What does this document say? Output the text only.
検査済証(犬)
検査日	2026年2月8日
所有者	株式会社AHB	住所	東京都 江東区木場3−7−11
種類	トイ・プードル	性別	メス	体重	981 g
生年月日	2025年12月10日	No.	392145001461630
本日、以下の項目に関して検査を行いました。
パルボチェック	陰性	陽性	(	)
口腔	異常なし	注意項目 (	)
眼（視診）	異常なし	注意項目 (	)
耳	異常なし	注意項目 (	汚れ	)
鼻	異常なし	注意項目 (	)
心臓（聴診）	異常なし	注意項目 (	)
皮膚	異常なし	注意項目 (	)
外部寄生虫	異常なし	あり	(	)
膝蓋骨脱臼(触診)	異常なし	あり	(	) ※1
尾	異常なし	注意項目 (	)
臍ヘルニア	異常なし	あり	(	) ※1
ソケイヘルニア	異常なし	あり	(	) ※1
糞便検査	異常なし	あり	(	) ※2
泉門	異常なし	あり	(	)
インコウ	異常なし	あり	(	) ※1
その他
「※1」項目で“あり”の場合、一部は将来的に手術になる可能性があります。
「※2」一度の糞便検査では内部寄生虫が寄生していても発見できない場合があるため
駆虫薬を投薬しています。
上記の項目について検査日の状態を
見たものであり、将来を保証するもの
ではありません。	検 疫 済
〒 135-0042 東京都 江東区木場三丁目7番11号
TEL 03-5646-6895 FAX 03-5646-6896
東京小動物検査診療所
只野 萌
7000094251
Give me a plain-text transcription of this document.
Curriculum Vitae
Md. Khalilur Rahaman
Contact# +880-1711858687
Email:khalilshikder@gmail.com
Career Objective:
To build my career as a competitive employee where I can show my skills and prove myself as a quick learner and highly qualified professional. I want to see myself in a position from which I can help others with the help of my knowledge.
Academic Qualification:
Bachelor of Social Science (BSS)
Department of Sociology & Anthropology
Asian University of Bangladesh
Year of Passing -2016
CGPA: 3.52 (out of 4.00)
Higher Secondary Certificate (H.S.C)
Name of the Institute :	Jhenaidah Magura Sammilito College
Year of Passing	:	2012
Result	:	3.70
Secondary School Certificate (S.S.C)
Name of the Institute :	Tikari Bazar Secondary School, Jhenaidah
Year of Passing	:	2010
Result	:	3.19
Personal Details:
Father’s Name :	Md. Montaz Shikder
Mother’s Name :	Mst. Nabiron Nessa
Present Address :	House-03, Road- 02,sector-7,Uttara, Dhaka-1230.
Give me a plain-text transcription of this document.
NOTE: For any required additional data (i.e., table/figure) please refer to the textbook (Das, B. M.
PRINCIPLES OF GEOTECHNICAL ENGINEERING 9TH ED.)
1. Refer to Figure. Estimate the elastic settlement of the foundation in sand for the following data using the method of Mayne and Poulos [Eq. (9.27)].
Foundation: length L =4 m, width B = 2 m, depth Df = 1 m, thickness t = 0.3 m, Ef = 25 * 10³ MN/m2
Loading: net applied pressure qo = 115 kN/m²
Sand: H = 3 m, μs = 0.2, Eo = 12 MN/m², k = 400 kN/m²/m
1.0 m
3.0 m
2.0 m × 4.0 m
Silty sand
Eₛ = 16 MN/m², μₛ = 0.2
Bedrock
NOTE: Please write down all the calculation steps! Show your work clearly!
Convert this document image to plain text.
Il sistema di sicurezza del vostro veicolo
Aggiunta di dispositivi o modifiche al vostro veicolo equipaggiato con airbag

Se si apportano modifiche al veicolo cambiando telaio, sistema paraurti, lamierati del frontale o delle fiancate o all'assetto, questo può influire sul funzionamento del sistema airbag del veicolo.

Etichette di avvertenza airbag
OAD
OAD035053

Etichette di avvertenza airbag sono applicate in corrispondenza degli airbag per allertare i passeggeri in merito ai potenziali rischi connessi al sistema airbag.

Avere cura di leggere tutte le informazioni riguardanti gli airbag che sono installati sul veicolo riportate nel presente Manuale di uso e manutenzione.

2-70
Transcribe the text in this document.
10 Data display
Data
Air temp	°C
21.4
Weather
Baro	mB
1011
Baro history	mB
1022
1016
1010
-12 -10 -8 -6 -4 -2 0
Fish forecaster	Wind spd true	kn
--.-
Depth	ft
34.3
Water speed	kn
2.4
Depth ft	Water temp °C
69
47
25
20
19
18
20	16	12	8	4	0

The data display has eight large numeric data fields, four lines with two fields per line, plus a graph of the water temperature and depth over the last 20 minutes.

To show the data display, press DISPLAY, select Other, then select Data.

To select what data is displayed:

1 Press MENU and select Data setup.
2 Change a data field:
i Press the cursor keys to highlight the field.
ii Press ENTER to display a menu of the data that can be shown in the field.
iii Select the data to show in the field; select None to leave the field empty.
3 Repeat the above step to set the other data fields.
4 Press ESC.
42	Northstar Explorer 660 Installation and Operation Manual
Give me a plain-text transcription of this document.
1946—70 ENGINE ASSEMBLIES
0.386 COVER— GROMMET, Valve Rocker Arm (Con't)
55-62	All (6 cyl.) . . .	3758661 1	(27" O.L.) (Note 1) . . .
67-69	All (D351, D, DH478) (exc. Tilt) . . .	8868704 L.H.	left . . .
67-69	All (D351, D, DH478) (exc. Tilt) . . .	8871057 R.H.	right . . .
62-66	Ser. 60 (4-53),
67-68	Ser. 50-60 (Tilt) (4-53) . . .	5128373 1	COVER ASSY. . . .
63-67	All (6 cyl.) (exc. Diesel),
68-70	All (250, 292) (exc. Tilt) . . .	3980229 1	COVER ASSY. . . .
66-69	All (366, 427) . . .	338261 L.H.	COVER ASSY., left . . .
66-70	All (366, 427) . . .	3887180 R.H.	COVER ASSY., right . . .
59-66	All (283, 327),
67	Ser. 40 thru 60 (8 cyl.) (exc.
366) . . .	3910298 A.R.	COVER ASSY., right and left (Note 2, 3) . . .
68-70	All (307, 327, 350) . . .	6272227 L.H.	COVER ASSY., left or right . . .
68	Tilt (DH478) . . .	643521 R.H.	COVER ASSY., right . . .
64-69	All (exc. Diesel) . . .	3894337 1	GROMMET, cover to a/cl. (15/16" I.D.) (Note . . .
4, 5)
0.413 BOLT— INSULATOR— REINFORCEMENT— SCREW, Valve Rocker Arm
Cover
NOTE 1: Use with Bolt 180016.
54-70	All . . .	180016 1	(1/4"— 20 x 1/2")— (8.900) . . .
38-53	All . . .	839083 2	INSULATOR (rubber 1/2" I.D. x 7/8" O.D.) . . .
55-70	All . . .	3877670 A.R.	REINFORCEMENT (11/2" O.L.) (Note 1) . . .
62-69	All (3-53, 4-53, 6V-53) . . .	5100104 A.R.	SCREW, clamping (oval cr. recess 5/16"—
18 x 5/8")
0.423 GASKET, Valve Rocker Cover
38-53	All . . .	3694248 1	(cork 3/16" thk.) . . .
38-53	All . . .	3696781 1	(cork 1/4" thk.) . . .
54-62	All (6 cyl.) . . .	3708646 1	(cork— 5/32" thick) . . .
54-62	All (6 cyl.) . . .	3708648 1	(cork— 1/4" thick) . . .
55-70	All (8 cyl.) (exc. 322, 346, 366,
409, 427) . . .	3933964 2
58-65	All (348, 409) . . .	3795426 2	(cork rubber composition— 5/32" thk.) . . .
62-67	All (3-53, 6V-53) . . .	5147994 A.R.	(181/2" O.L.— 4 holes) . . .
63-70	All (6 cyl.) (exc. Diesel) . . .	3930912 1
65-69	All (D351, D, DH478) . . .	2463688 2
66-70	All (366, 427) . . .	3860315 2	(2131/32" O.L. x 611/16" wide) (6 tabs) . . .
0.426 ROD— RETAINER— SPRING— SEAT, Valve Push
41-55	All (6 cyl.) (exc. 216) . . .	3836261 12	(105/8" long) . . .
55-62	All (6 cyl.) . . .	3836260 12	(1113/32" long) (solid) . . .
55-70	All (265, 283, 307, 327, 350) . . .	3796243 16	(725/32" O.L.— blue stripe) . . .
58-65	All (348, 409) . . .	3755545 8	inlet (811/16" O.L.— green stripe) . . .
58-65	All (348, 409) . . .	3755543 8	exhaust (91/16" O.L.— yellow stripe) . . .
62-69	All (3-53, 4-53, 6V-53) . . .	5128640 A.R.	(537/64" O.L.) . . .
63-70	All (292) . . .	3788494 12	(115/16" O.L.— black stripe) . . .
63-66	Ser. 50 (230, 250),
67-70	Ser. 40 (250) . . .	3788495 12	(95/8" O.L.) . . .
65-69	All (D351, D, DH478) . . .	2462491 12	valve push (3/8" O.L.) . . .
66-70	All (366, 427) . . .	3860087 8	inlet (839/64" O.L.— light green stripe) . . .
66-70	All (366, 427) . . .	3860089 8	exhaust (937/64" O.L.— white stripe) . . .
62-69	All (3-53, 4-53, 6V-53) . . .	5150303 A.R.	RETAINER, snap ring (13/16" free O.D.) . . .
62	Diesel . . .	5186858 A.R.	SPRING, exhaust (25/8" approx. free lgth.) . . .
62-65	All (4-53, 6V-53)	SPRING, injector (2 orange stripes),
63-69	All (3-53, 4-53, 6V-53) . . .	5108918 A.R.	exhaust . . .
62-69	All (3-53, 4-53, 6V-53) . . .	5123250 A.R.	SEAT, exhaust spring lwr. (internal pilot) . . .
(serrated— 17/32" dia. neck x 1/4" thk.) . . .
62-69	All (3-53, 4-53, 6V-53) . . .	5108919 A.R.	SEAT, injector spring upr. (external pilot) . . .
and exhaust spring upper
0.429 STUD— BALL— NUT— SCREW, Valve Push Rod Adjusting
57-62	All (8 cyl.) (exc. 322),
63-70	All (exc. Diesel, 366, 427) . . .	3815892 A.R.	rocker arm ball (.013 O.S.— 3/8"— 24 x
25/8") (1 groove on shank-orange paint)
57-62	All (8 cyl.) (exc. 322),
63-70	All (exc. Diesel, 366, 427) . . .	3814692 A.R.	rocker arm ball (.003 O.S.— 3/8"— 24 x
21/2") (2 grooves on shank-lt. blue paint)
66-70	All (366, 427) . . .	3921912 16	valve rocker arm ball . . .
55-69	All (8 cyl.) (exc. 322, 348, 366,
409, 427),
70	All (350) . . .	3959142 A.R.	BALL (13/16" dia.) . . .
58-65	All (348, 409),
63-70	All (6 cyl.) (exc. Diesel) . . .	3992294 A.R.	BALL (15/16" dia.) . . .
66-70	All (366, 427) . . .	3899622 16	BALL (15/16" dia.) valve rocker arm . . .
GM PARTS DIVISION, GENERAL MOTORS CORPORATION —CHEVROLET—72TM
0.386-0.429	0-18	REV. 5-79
== == ==
The task: Using the records above, select and copy every line that has the word "School".

Written solution:
Secondary School Certificate (S.S.C)
Name of the Institute :	Tikari Bazar Secondary School, Jhenaidah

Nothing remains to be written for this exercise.